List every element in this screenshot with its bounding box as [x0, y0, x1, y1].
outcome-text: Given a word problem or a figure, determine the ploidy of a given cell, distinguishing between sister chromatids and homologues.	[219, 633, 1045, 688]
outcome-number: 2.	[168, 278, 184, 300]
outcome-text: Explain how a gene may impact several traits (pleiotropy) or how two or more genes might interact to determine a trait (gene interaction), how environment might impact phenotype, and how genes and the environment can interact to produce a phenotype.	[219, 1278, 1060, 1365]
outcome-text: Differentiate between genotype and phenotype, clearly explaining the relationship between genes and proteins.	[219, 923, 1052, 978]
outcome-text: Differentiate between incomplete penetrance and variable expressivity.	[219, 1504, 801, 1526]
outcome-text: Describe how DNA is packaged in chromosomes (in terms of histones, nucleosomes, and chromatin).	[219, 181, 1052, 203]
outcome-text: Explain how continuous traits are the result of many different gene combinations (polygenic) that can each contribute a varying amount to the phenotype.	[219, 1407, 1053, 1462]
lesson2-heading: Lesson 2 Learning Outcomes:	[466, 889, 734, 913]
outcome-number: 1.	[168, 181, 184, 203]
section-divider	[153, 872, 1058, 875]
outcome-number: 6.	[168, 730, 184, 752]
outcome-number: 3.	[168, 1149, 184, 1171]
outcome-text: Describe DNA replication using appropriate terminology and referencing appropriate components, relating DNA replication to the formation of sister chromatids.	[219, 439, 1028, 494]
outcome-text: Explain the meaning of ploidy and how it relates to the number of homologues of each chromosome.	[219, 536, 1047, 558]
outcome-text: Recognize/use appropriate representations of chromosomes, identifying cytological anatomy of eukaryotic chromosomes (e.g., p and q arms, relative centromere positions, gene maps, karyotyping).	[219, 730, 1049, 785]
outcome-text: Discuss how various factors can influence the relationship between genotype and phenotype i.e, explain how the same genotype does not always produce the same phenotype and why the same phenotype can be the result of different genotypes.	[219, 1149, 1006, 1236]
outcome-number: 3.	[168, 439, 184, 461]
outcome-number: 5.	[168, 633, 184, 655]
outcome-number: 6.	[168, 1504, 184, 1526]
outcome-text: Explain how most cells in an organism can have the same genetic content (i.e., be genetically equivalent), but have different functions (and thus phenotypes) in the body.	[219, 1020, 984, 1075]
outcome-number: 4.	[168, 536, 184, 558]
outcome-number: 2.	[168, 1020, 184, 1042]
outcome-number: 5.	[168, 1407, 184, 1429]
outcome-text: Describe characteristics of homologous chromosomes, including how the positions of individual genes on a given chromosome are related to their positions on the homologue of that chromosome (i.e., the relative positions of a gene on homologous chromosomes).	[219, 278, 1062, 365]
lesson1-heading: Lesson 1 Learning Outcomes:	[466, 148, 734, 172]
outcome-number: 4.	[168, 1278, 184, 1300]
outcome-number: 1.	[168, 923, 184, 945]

——————

== The problem ==
Write out the listing once more, matching it exactly.

== Exercise response ==
List every element in this screenshot with its bounding box as [x0, y0, x1, y1].
outcome-text: Given a word problem or a figure, determine the ploidy of a given cell, distinguishing between sister chromatids and homologues.	[219, 633, 1045, 688]
outcome-number: 2.	[168, 278, 184, 300]
outcome-text: Explain how a gene may impact several traits (pleiotropy) or how two or more genes might interact to determine a trait (gene interaction), how environment might impact phenotype, and how genes and the environment can interact to produce a phenotype.	[219, 1278, 1060, 1365]
outcome-text: Differentiate between genotype and phenotype, clearly explaining the relationship between genes and proteins.	[219, 923, 1052, 978]
outcome-text: Differentiate between incomplete penetrance and variable expressivity.	[219, 1504, 801, 1526]
outcome-text: Describe how DNA is packaged in chromosomes (in terms of histones, nucleosomes, and chromatin).	[219, 181, 1052, 203]
outcome-text: Explain how continuous traits are the result of many different gene combinations (polygenic) that can each contribute a varying amount to the phenotype.	[219, 1407, 1053, 1462]
lesson2-heading: Lesson 2 Learning Outcomes:	[466, 889, 734, 913]
outcome-number: 1.	[168, 181, 184, 203]
section-divider	[153, 872, 1058, 875]
outcome-number: 6.	[168, 730, 184, 752]
outcome-number: 3.	[168, 1149, 184, 1171]
outcome-text: Describe DNA replication using appropriate terminology and referencing appropriate components, relating DNA replication to the formation of sister chromatids.	[219, 439, 1028, 494]
outcome-text: Explain the meaning of ploidy and how it relates to the number of homologues of each chromosome.	[219, 536, 1047, 558]
outcome-text: Recognize/use appropriate representations of chromosomes, identifying cytological anatomy of eukaryotic chromosomes (e.g., p and q arms, relative centromere positions, gene maps, karyotyping).	[219, 730, 1049, 785]
outcome-text: Discuss how various factors can influence the relationship between genotype and phenotype i.e, explain how the same genotype does not always produce the same phenotype and why the same phenotype can be the result of different genotypes.	[219, 1149, 1006, 1236]
outcome-number: 3.	[168, 439, 184, 461]
outcome-number: 5.	[168, 633, 184, 655]
outcome-number: 6.	[168, 1504, 184, 1526]
outcome-text: Explain how most cells in an organism can have the same genetic content (i.e., be genetically equivalent), but have different functions (and thus phenotypes) in the body.	[219, 1020, 984, 1075]
outcome-number: 4.	[168, 536, 184, 558]
outcome-number: 2.	[168, 1020, 184, 1042]
outcome-number: 5.	[168, 1407, 184, 1429]
outcome-text: Describe characteristics of homologous chromosomes, including how the positions of individual genes on a given chromosome are related to their positions on the homologue of that chromosome (i.e., the relative positions of a gene on homologous chromosomes).	[219, 278, 1062, 365]
lesson1-heading: Lesson 1 Learning Outcomes:	[466, 148, 734, 172]
outcome-number: 4.	[168, 1278, 184, 1300]
outcome-number: 1.	[168, 923, 184, 945]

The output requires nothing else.